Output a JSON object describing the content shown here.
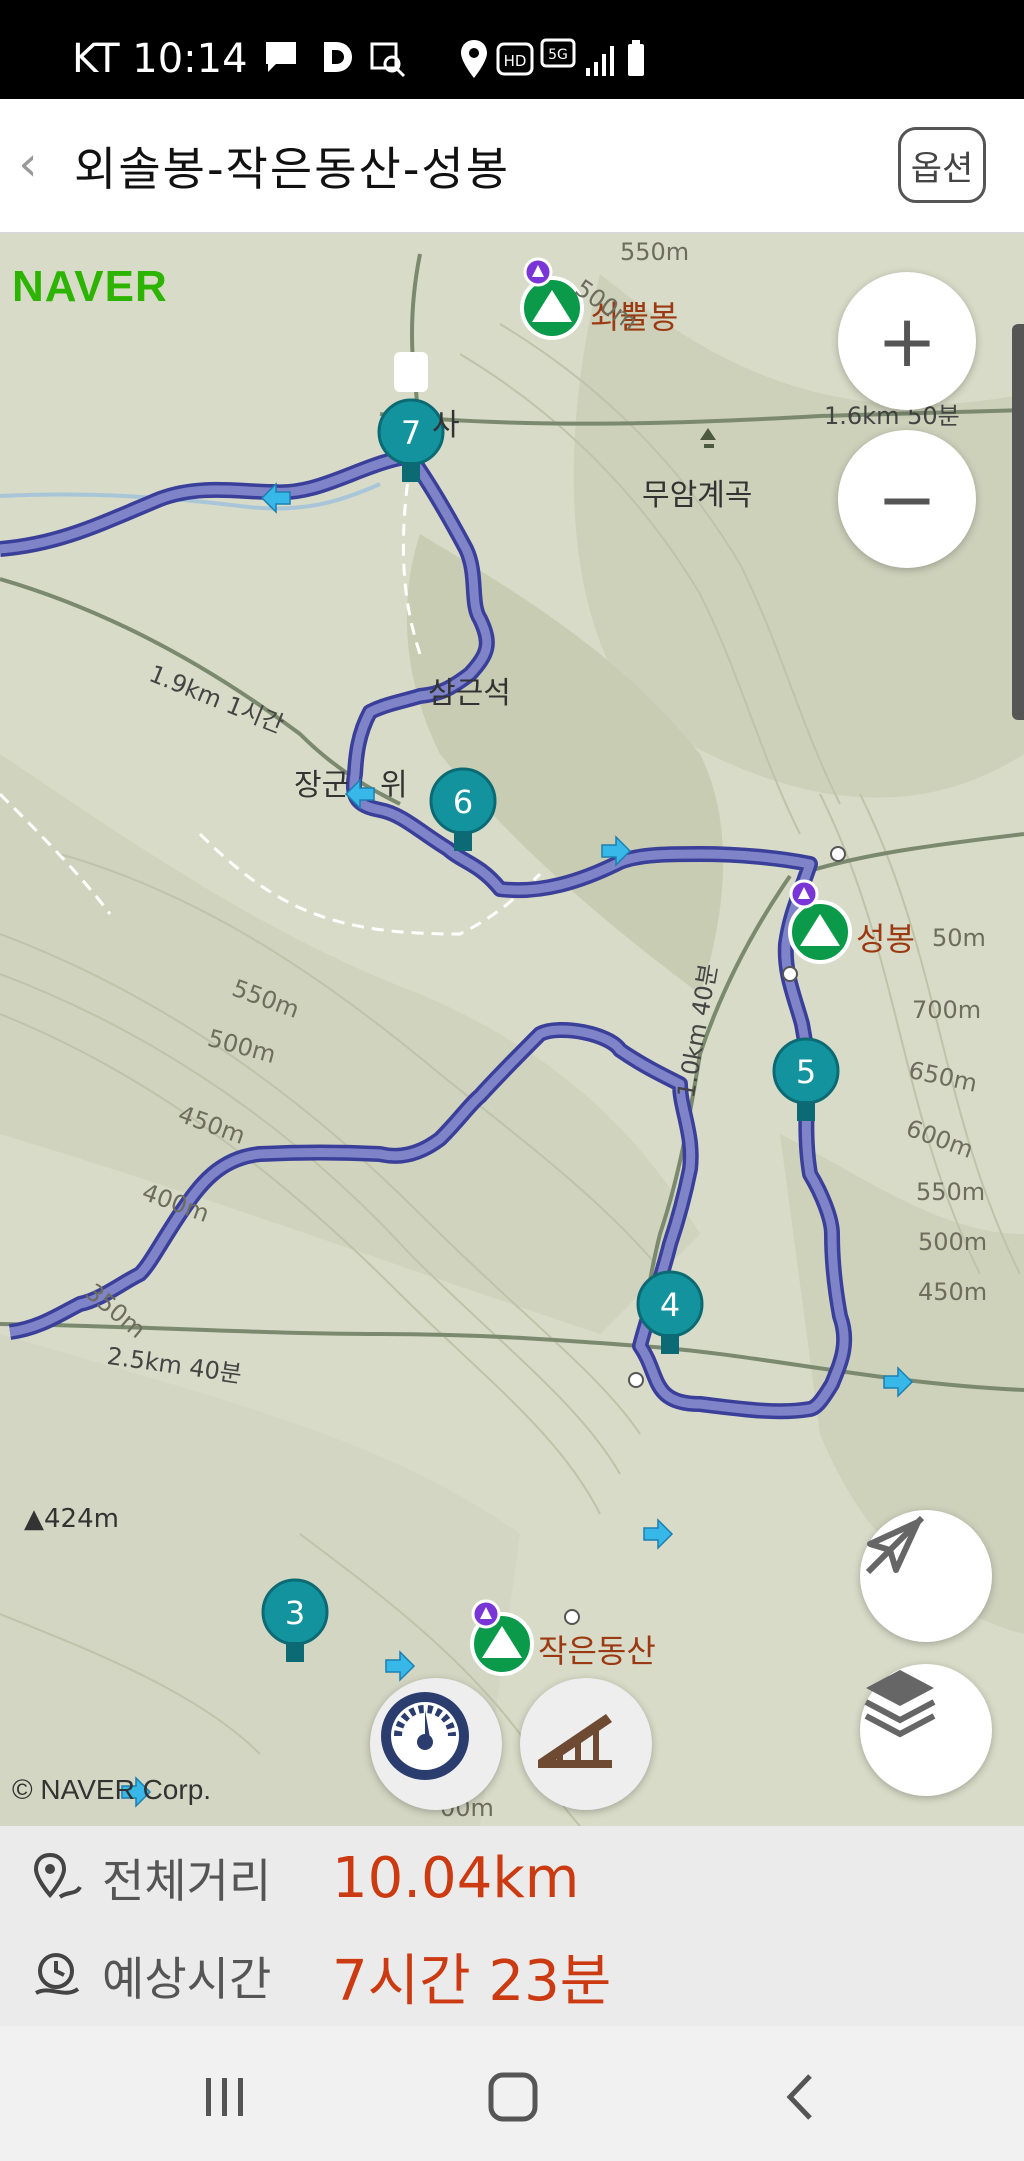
{
  "status_bar": {
    "carrier_time": "KT 10:14",
    "icons": [
      "chat-bubble-icon",
      "d-icon",
      "image-search-icon",
      "location-icon",
      "hd-icon",
      "5g-icon",
      "signal-icon",
      "battery-icon"
    ]
  },
  "header": {
    "back_label": "‹",
    "title": "외솔봉-작은동산-성봉",
    "options_label": "옵션"
  },
  "map": {
    "logo": "NAVER",
    "copyright": "© NAVER Corp.",
    "zoom_in": "+",
    "zoom_out": "−",
    "labels": {
      "peak_soe": "쇠뿔봉",
      "temple": "사",
      "valley": "무암계곡",
      "rock": "삼근석",
      "jang": "장군",
      "wi": "위",
      "peak_seong": "성봉",
      "peak_jakeun": "작은동산",
      "elev_424": "▲424m"
    },
    "trail_labels": {
      "t1": "1.6km 50분",
      "t2": "1.9km 1시간",
      "t3": "1.0km 40분",
      "t4": "2.5km 40분"
    },
    "contours": {
      "c550a": "550m",
      "c500a": "500m",
      "c550b": "550m",
      "c500b": "500m",
      "c450a": "450m",
      "c400a": "400m",
      "c350a": "350m",
      "c50": "50m",
      "c700": "700m",
      "c650": "650m",
      "c600": "600m",
      "c550c": "550m",
      "c500c": "500m",
      "c450c": "450m",
      "c00": "00m"
    },
    "waypoints": [
      "7",
      "6",
      "5",
      "4",
      "3"
    ],
    "colors": {
      "route": "#5b5fa6",
      "waypoint": "#12939e",
      "peak": "#0a9a4a",
      "brand": "#2db400"
    }
  },
  "summary": {
    "distance_label": "전체거리",
    "distance_value": "10.04km",
    "time_label": "예상시간",
    "time_value": "7시간 23분"
  },
  "navbar": [
    "recent-apps",
    "home",
    "back"
  ]
}
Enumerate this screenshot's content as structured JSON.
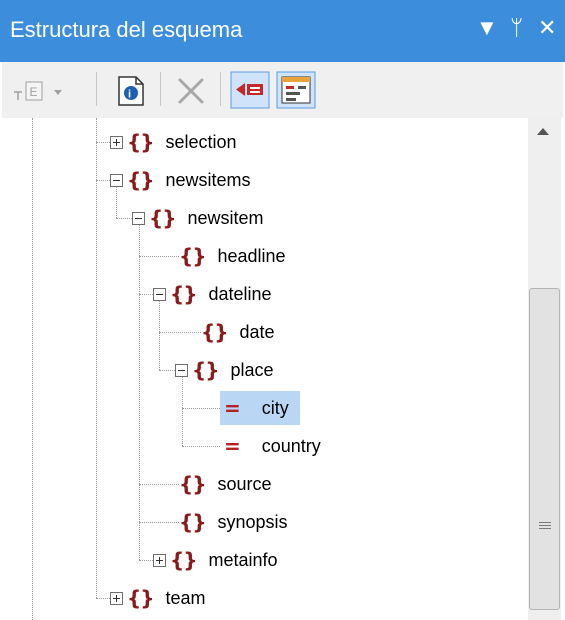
{
  "panel": {
    "title": "Estructura del esquema",
    "controls": {
      "dropdown": "▼",
      "pin": "ᛘ",
      "close": "✕"
    }
  },
  "toolbar": {
    "buttons": [
      {
        "icon": "insert-element-icon",
        "enabled": false,
        "has_dropdown": true
      },
      {
        "icon": "properties-icon",
        "enabled": true
      },
      {
        "icon": "delete-icon",
        "enabled": false
      },
      {
        "icon": "sort-icon",
        "enabled": true,
        "pressed": true
      },
      {
        "icon": "diagram-icon",
        "enabled": true
      }
    ]
  },
  "tree": {
    "nodes": [
      {
        "label": "selection",
        "kind": "element",
        "expander": "plus"
      },
      {
        "label": "newsitems",
        "kind": "element",
        "expander": "minus"
      },
      {
        "label": "newsitem",
        "kind": "element",
        "expander": "minus"
      },
      {
        "label": "headline",
        "kind": "element",
        "expander": "none"
      },
      {
        "label": "dateline",
        "kind": "element",
        "expander": "minus"
      },
      {
        "label": "date",
        "kind": "element",
        "expander": "none"
      },
      {
        "label": "place",
        "kind": "element",
        "expander": "minus"
      },
      {
        "label": "city",
        "kind": "attribute",
        "expander": "none",
        "selected": true
      },
      {
        "label": "country",
        "kind": "attribute",
        "expander": "none"
      },
      {
        "label": "source",
        "kind": "element",
        "expander": "none"
      },
      {
        "label": "synopsis",
        "kind": "element",
        "expander": "none"
      },
      {
        "label": "metainfo",
        "kind": "element",
        "expander": "plus"
      },
      {
        "label": "team",
        "kind": "element",
        "expander": "plus"
      }
    ]
  },
  "colors": {
    "title_bar": "#3c8ddb",
    "element_icon": "#8b1a1a",
    "selection": "#bad6f5"
  }
}
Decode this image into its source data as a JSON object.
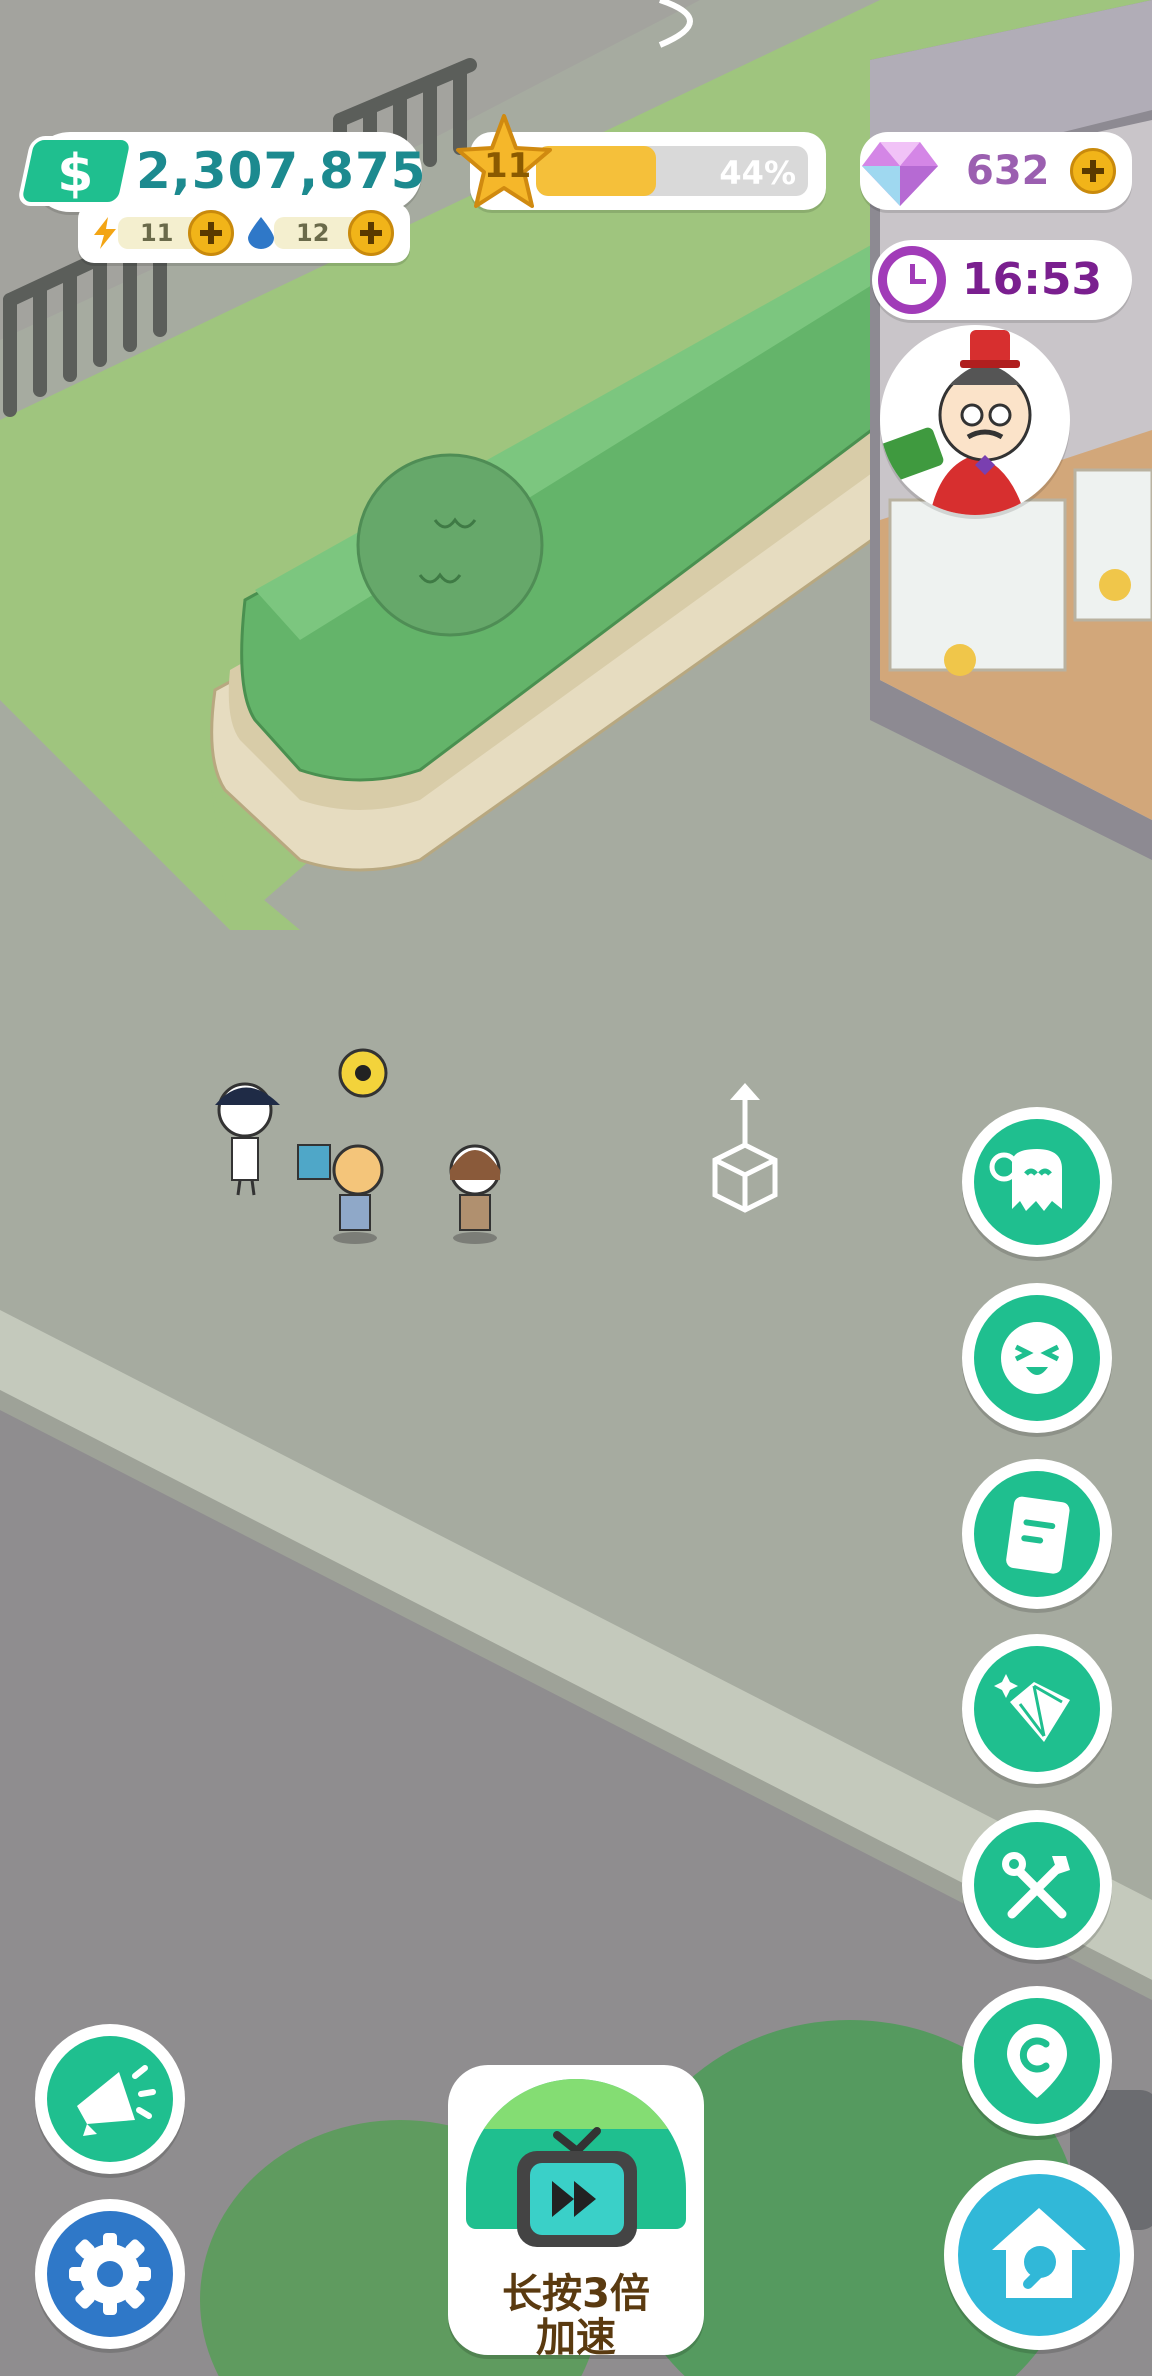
{
  "hud": {
    "cash": "2,307,875",
    "energy": "11",
    "water": "12",
    "level": "11",
    "progress_label": "44%",
    "progress_value": 0.44,
    "gems": "632",
    "timer": "16:53"
  },
  "speed_button": {
    "line1": "长按3倍",
    "line2": "加速"
  },
  "colors": {
    "accent_green": "#1fbf8f",
    "cash_teal": "#1c8a8f",
    "gold": "#f1b419",
    "purple": "#7a1f8f",
    "settings_blue": "#2f78c8",
    "repair_cyan": "#31b8d8"
  },
  "icons": {
    "right_column": [
      "chat-ghost-icon",
      "smiley-icon",
      "notes-icon",
      "gem-shop-icon",
      "tools-icon",
      "coin-location-icon",
      "home-repair-icon"
    ],
    "left_column": [
      "megaphone-icon",
      "settings-gear-icon"
    ],
    "center": "tv-fast-forward-icon"
  }
}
※
--- TASK TO COMPLETE ---
Extract, character for character, every line from the one that holds "Decode this image" through the end of the entries above. Include both boundary lines and no pictures.

--- COMPLETED EXERCISE ---
Decode this image into its source data as a JSON object.
{
  "hud": {
    "cash": "2,307,875",
    "energy": "11",
    "water": "12",
    "level": "11",
    "progress_label": "44%",
    "progress_value": 0.44,
    "gems": "632",
    "timer": "16:53"
  },
  "speed_button": {
    "line1": "长按3倍",
    "line2": "加速"
  },
  "colors": {
    "accent_green": "#1fbf8f",
    "cash_teal": "#1c8a8f",
    "gold": "#f1b419",
    "purple": "#7a1f8f",
    "settings_blue": "#2f78c8",
    "repair_cyan": "#31b8d8"
  },
  "icons": {
    "right_column": [
      "chat-ghost-icon",
      "smiley-icon",
      "notes-icon",
      "gem-shop-icon",
      "tools-icon",
      "coin-location-icon",
      "home-repair-icon"
    ],
    "left_column": [
      "megaphone-icon",
      "settings-gear-icon"
    ],
    "center": "tv-fast-forward-icon"
  }
}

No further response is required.